TO DO: Take every line from the material that has the word "Shape" in it.

ENTRIES PROVIDED:
────────────────────────────────────────

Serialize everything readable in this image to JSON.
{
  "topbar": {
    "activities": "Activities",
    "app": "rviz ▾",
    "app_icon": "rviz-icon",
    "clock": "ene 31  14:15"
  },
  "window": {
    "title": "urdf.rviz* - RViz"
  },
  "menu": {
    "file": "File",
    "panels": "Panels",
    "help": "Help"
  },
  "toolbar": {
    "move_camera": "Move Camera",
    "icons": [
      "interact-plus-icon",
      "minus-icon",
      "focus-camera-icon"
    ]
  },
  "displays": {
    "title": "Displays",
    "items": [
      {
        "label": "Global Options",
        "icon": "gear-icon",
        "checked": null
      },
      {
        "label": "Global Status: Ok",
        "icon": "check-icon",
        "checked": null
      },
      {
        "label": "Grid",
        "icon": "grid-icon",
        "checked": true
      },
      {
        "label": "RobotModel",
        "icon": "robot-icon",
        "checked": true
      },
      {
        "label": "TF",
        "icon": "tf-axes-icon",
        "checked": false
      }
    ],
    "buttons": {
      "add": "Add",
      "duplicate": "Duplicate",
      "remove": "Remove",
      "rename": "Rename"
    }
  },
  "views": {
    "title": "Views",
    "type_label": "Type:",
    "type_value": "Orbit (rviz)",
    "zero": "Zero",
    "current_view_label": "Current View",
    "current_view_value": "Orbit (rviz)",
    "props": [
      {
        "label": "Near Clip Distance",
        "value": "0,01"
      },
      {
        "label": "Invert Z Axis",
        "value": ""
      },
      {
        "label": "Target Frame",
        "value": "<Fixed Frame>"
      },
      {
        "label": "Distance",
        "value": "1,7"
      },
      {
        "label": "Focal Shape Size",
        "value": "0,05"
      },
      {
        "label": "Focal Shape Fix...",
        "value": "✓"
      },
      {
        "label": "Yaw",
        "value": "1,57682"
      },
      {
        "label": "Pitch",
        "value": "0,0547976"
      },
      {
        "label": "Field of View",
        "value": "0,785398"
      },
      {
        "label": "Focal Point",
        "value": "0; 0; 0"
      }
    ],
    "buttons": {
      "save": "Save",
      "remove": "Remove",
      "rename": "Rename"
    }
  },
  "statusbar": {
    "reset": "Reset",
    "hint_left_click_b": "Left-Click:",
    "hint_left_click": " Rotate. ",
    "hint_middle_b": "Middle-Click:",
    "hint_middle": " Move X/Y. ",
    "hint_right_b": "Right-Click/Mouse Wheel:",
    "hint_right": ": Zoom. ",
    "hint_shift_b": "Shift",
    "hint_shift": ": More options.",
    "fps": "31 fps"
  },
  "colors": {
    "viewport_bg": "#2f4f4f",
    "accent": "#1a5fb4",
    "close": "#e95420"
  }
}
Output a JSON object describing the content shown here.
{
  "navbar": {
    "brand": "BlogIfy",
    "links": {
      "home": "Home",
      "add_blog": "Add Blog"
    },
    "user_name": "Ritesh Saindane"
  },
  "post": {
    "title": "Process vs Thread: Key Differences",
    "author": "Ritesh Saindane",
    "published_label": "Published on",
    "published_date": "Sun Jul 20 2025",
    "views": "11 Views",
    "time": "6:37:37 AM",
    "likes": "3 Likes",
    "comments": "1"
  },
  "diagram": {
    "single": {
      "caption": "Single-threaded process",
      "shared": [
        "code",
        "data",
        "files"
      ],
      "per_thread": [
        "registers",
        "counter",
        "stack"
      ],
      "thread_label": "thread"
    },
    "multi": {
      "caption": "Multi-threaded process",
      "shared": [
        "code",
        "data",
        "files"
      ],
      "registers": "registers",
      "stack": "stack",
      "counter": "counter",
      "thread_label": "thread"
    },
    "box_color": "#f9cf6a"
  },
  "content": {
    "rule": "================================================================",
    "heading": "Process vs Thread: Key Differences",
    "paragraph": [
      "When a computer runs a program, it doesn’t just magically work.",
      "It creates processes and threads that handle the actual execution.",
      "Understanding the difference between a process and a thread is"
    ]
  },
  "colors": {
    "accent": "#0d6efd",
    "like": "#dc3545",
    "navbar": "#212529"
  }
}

────────────────────────────────────────

RESPONSE FOR THIS EXERCISE:
        "label": "Focal Shape Size",
        "label": "Focal Shape Fix...",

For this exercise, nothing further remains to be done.